● TO BE DONE:
1. In the locksmith text, what color were the two master keys?
2. Give the records again from their start up to and including the line with "ask-row: 13.95/8 (567, 354, 684, 381)", switching "ask-qty" to "sell-qty" and leaving everything else unchanged.

● TEXT SECTION:
···

And this was the case this time. Indeed, luckily, as it's really cold today!

Within a few minutes of acquainting one another, he had begun (the locksmith, herein Joe), professionally, to remove the door handle allowing access to the locking mechanism.

I’m still debating whether ‘professional’ is the appropriate description given he was using a spanner to mangle the lock while casually chatting with his friend on the phone.

A New Handle and Locking System

This process was over sharpish. Joe had removed the ageing handle and locking system and replaced it with a new shiny affair. Provided with this were two master keys (blue) and a lock setting key (gold) and five new keys for once the lock had been prepared. I’m attempting to ignore the swiftness of breaking in.

Cost

As you’ll remember, I left work at five. As I type, the time reads just ten past seven. That means within less than two hours Casper was able to call Joe; Joe arrived; Joe fixed the lock; Joe called Casper to inform him of success (even though we communicated this effectively in Chinese); Joe and I completed the receipt and exchanged cash; I made a tea; and finally, I sat down to write of my torment.

How much did this cost?

···

● ENTRIES SUPPLIED:

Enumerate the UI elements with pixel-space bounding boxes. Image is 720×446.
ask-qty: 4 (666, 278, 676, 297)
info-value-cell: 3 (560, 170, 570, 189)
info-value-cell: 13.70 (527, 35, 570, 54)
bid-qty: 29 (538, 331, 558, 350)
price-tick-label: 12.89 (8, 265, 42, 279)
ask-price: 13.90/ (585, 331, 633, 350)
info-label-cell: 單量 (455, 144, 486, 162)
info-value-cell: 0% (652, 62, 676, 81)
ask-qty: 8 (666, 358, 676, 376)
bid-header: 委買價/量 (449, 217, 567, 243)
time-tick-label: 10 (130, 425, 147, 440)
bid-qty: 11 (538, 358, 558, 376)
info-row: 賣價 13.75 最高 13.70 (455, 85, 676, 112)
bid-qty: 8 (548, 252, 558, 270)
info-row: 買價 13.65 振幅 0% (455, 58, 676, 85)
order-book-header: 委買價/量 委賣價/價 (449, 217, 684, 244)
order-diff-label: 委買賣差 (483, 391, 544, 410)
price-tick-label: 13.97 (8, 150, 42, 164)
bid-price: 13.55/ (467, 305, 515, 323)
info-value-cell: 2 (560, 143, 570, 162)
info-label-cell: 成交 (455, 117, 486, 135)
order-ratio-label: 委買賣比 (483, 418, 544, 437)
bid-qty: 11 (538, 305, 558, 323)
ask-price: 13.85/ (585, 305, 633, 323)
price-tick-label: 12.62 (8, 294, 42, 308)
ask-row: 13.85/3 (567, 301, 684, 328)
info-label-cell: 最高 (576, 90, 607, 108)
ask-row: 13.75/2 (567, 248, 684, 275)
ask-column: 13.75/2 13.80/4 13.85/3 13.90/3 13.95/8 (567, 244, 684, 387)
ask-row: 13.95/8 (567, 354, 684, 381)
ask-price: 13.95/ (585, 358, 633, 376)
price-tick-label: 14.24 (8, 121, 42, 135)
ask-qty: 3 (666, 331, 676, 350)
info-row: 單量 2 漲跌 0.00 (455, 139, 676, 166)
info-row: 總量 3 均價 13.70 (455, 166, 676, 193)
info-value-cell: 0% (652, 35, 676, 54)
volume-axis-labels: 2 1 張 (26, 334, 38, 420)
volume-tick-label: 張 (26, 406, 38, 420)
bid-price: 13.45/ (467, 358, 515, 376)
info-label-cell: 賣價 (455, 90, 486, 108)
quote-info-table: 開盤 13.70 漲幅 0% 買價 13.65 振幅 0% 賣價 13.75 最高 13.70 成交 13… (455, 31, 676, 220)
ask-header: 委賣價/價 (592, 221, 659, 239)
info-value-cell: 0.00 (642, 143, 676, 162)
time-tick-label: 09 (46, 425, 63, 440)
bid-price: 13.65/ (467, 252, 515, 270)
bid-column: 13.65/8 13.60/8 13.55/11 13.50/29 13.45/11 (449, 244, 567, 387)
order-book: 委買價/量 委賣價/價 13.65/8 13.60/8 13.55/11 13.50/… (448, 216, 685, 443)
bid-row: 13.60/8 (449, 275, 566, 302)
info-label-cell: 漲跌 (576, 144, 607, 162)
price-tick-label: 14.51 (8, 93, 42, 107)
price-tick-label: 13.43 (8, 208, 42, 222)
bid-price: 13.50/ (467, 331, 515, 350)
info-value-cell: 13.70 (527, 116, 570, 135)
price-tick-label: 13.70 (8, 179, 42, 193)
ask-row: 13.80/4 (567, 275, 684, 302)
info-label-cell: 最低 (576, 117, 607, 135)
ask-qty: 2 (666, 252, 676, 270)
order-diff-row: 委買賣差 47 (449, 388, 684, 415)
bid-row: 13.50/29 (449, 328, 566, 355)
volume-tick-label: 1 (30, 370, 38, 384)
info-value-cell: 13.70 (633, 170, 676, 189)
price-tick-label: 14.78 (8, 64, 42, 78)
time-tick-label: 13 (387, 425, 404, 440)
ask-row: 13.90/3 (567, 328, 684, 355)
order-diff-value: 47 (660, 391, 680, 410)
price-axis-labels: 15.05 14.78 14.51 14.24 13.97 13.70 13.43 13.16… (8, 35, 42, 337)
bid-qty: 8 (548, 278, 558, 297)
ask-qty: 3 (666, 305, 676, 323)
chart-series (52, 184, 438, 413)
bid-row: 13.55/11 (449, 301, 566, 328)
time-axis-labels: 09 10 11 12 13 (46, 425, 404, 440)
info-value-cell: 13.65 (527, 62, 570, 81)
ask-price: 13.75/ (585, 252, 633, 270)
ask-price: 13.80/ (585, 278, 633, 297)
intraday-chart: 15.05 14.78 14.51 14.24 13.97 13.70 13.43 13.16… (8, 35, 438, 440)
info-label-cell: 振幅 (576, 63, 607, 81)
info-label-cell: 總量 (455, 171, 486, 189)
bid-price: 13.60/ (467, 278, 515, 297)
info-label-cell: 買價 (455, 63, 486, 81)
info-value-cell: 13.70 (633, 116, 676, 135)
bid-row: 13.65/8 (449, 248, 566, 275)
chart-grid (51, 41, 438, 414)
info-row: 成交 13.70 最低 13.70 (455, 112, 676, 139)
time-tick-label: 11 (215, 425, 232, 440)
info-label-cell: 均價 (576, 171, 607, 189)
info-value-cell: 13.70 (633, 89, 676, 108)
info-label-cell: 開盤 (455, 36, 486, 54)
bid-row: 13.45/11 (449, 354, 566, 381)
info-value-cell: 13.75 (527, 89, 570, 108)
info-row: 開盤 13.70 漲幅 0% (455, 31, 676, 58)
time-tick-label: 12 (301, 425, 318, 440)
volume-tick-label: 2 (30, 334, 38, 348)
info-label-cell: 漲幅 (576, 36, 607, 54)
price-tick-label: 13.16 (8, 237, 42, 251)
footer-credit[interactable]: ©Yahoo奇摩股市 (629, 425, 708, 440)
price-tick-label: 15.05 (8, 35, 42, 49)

···

● SET OF ANSWERS:
1. Blue.

2.
Enumerate the UI elements with pixel-space bounding boxes. Image is 720×446.
sell-qty: 4 (666, 278, 676, 297)
info-value-cell: 3 (560, 170, 570, 189)
info-value-cell: 13.70 (527, 35, 570, 54)
bid-qty: 29 (538, 331, 558, 350)
price-tick-label: 12.89 (8, 265, 42, 279)
ask-price: 13.90/ (585, 331, 633, 350)
info-label-cell: 單量 (455, 144, 486, 162)
info-value-cell: 0% (652, 62, 676, 81)
sell-qty: 8 (666, 358, 676, 376)
bid-header: 委買價/量 (449, 217, 567, 243)
time-tick-label: 10 (130, 425, 147, 440)
bid-qty: 11 (538, 358, 558, 376)
info-row: 賣價 13.75 最高 13.70 (455, 85, 676, 112)
bid-qty: 8 (548, 252, 558, 270)
info-row: 買價 13.65 振幅 0% (455, 58, 676, 85)
order-book-header: 委買價/量 委賣價/價 (449, 217, 684, 244)
order-diff-label: 委買賣差 (483, 391, 544, 410)
price-tick-label: 13.97 (8, 150, 42, 164)
bid-price: 13.55/ (467, 305, 515, 323)
info-value-cell: 2 (560, 143, 570, 162)
info-label-cell: 成交 (455, 117, 486, 135)
order-ratio-label: 委買賣比 (483, 418, 544, 437)
bid-qty: 11 (538, 305, 558, 323)
ask-price: 13.85/ (585, 305, 633, 323)
price-tick-label: 12.62 (8, 294, 42, 308)
ask-row: 13.85/3 (567, 301, 684, 328)
info-label-cell: 最高 (576, 90, 607, 108)
ask-row: 13.75/2 (567, 248, 684, 275)
ask-column: 13.75/2 13.80/4 13.85/3 13.90/3 13.95/8 (567, 244, 684, 387)
ask-row: 13.95/8 (567, 354, 684, 381)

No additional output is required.